Stored data:
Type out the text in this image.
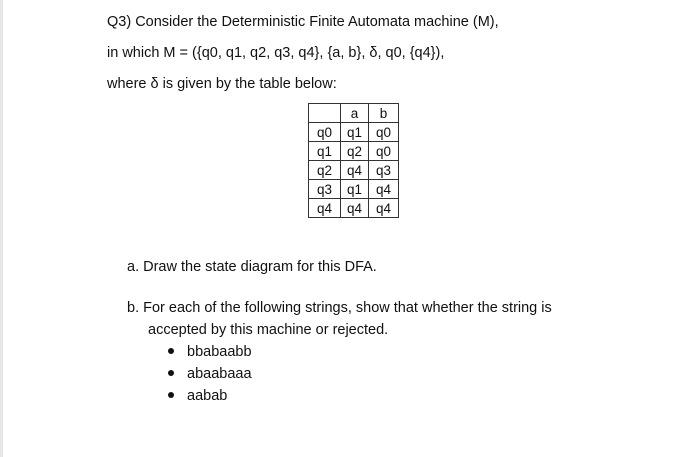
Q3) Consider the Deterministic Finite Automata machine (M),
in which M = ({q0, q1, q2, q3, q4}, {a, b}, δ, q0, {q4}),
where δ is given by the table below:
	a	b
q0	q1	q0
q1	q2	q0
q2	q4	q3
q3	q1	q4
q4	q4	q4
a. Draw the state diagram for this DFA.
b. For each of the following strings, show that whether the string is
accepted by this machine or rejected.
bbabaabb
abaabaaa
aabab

Work to complete:
Copy each line above precisely, dropping the pictures.

Answer for this exercise:
Type out the text in this image.
Q3) Consider the Deterministic Finite Automata machine (M),
in which M = ({q0, q1, q2, q3, q4}, {a, b}, δ, q0, {q4}),
where δ is given by the table below:
	a	b
q0	q1	q0
q1	q2	q0
q2	q4	q3
q3	q1	q4
q4	q4	q4
a. Draw the state diagram for this DFA.
b. For each of the following strings, show that whether the string is
accepted by this machine or rejected.
bbabaabb
abaabaaa
aabab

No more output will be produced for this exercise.